#### THE TASK
Find every line below that contains the word "title" and copy it out.

☆ ☆ ☆ ☆

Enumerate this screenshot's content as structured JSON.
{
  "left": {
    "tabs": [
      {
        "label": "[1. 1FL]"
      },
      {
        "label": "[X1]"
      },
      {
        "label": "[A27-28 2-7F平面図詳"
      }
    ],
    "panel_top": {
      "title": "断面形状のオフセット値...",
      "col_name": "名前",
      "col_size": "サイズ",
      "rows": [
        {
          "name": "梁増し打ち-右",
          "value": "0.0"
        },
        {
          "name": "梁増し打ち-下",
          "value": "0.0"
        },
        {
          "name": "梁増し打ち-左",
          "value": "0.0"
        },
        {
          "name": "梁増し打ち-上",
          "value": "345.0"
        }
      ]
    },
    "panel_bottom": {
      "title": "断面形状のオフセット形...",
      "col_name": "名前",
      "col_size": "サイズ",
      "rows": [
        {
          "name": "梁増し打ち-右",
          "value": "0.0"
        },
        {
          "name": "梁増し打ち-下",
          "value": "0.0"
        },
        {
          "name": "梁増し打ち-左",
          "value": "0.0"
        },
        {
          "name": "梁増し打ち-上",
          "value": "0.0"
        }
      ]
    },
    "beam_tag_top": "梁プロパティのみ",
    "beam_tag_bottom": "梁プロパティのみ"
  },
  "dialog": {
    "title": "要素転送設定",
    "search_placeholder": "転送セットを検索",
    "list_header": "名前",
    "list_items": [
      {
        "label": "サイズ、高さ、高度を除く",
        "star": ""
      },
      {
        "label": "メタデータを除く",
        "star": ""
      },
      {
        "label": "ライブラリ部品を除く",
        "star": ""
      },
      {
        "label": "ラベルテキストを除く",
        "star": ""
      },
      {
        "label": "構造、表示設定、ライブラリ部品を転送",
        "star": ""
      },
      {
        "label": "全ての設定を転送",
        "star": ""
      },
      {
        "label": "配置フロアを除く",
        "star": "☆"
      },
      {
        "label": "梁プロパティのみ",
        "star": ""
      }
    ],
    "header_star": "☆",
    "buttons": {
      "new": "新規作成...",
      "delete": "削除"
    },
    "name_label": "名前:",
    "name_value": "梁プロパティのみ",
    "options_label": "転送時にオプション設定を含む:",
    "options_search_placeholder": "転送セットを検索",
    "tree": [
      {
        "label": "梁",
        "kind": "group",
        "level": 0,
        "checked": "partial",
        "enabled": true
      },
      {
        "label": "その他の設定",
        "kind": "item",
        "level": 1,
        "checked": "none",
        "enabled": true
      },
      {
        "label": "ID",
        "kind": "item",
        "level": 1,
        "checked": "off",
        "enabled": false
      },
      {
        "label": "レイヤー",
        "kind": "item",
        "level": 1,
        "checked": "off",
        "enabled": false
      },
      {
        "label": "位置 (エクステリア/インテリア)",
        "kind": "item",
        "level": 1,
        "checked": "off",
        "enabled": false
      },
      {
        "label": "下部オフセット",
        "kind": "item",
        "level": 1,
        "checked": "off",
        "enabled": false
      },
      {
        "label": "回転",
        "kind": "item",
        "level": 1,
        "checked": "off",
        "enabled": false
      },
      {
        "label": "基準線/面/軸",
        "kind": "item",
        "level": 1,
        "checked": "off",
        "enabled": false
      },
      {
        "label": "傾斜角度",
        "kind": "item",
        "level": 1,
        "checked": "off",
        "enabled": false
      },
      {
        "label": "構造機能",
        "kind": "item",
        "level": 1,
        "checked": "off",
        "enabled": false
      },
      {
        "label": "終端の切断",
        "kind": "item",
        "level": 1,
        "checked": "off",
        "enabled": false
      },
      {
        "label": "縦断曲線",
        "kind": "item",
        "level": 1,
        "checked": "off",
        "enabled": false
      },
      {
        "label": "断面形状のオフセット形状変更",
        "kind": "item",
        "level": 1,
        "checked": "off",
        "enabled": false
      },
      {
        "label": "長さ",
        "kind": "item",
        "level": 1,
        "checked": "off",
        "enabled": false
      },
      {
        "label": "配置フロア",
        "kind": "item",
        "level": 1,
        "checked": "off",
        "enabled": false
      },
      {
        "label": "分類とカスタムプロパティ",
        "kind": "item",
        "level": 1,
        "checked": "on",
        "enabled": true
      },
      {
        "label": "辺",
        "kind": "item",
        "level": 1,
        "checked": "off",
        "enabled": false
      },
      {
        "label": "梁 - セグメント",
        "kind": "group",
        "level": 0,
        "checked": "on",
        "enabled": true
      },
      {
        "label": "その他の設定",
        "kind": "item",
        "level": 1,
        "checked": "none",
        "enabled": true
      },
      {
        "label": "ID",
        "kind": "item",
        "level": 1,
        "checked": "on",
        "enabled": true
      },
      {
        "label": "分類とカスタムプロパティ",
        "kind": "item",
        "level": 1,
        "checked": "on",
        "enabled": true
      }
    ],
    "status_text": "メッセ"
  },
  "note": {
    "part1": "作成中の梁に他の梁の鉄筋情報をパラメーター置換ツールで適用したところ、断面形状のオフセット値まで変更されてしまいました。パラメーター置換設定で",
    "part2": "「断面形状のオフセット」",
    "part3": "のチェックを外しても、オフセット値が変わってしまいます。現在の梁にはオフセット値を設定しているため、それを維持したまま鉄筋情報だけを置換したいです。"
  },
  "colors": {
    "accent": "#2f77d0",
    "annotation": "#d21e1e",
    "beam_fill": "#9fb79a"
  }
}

☆ ☆ ☆ ☆

#### RESULT FOR THIS TASK
      "title": "断面形状のオフセット値...",
      "title": "断面形状のオフセット形...",
    "title": "要素転送設定",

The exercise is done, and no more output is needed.